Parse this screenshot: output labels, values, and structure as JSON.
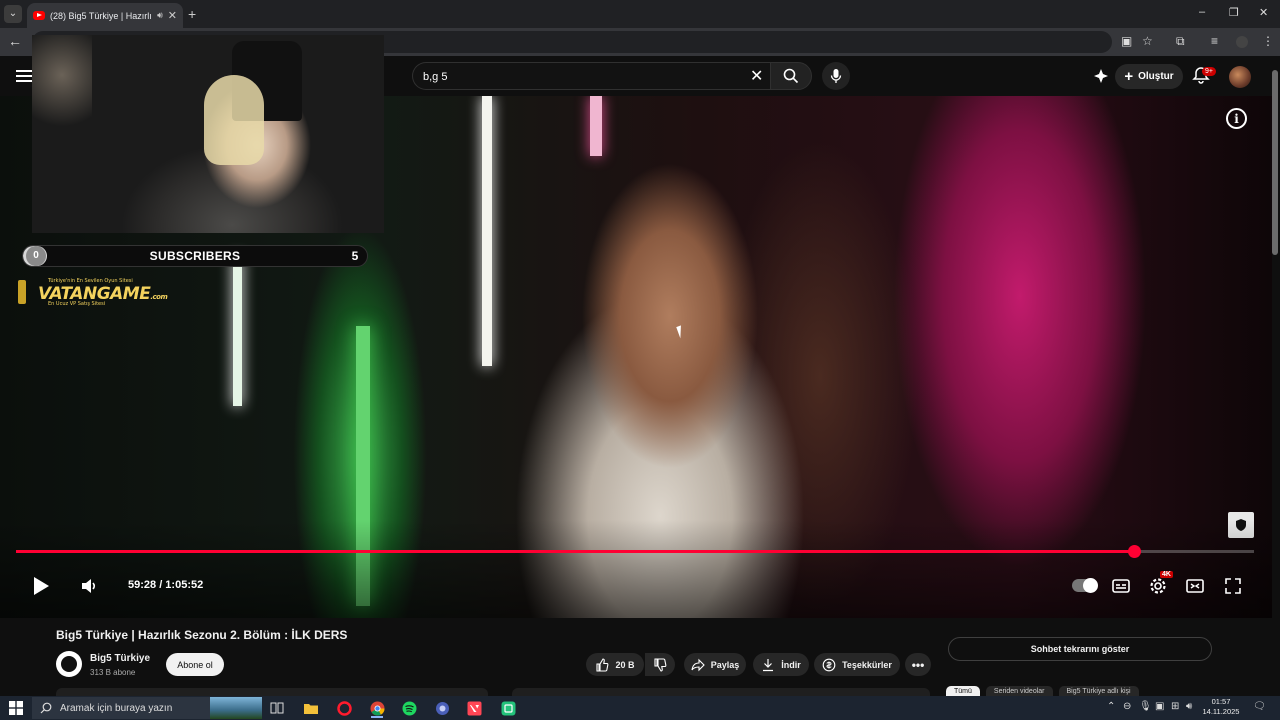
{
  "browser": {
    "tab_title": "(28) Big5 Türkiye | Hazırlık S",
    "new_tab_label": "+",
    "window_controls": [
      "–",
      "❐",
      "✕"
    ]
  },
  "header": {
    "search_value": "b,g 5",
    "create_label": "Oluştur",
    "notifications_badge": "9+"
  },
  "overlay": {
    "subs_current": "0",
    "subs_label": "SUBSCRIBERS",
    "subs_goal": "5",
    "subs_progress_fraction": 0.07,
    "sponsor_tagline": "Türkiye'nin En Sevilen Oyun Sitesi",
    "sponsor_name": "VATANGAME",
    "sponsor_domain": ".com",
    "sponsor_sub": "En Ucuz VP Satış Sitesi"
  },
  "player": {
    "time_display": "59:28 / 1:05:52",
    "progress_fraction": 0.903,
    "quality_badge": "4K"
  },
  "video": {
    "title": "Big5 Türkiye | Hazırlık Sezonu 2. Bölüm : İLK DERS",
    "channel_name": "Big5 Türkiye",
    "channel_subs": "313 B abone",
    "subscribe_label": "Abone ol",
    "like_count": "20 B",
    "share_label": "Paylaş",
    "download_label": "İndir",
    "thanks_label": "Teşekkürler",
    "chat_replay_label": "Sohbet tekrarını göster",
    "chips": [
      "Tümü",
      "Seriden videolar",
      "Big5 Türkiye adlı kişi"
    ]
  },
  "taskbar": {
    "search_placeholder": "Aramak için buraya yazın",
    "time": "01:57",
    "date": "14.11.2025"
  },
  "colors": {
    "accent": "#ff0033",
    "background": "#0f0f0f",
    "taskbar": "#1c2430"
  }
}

····················

→ Work to do
Give an exact reproduction of every line, leaving out any picture.

→ Reply
Parse this screenshot: output labels, values, and structure as JSON.
{
  "browser": {
    "tab_title": "(28) Big5 Türkiye | Hazırlık S",
    "new_tab_label": "+",
    "window_controls": [
      "–",
      "❐",
      "✕"
    ]
  },
  "header": {
    "search_value": "b,g 5",
    "create_label": "Oluştur",
    "notifications_badge": "9+"
  },
  "overlay": {
    "subs_current": "0",
    "subs_label": "SUBSCRIBERS",
    "subs_goal": "5",
    "subs_progress_fraction": 0.07,
    "sponsor_tagline": "Türkiye'nin En Sevilen Oyun Sitesi",
    "sponsor_name": "VATANGAME",
    "sponsor_domain": ".com",
    "sponsor_sub": "En Ucuz VP Satış Sitesi"
  },
  "player": {
    "time_display": "59:28 / 1:05:52",
    "progress_fraction": 0.903,
    "quality_badge": "4K"
  },
  "video": {
    "title": "Big5 Türkiye | Hazırlık Sezonu 2. Bölüm : İLK DERS",
    "channel_name": "Big5 Türkiye",
    "channel_subs": "313 B abone",
    "subscribe_label": "Abone ol",
    "like_count": "20 B",
    "share_label": "Paylaş",
    "download_label": "İndir",
    "thanks_label": "Teşekkürler",
    "chat_replay_label": "Sohbet tekrarını göster",
    "chips": [
      "Tümü",
      "Seriden videolar",
      "Big5 Türkiye adlı kişi"
    ]
  },
  "taskbar": {
    "search_placeholder": "Aramak için buraya yazın",
    "time": "01:57",
    "date": "14.11.2025"
  },
  "colors": {
    "accent": "#ff0033",
    "background": "#0f0f0f",
    "taskbar": "#1c2430"
  }
}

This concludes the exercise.